__WORK TO BE COMPLETED__. Identify the lines in the data below that contain "Water" and give only how many there are.
-- Start GIVEN DATA --
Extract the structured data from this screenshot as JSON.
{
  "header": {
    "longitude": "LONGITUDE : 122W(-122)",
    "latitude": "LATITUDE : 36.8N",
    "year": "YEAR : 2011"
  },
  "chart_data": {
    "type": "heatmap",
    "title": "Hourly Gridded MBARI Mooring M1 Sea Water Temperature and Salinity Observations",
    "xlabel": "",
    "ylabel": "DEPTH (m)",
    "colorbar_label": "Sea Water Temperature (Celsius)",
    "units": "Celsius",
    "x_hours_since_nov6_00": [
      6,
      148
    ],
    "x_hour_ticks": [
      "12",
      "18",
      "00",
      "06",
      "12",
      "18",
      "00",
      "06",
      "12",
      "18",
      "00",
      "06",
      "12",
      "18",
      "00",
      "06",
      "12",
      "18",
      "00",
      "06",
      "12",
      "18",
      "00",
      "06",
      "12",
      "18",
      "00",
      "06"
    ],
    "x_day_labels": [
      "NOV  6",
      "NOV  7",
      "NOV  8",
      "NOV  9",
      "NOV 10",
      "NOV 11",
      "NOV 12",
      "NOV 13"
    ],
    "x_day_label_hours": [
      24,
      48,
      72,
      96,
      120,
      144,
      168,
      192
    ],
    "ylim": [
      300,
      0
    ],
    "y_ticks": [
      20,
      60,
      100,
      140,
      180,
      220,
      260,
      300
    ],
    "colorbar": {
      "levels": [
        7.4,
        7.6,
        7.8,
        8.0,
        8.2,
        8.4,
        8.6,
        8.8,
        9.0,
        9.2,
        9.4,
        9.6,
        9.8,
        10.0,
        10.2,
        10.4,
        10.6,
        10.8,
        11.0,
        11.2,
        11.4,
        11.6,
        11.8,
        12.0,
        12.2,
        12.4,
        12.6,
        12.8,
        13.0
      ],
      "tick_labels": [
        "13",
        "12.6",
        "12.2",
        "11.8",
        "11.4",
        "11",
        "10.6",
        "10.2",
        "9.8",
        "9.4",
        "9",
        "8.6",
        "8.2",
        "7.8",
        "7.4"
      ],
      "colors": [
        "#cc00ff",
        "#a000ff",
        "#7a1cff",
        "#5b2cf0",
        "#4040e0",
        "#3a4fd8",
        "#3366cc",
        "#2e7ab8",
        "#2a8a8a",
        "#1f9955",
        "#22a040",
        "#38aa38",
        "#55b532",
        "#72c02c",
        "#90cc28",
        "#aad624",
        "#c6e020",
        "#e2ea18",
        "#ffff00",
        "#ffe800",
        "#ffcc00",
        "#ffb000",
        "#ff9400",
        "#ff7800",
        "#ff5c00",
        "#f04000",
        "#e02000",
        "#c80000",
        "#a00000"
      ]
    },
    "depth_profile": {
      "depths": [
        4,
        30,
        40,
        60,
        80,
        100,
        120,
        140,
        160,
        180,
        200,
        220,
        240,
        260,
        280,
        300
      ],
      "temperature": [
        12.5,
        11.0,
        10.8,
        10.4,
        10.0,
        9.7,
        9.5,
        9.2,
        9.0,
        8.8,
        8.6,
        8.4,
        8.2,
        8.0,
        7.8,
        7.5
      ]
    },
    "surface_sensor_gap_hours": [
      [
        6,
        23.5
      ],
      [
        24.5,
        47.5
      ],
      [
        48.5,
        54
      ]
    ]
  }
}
-- End GIVEN DATA --
__TASK RESPONSE__. 2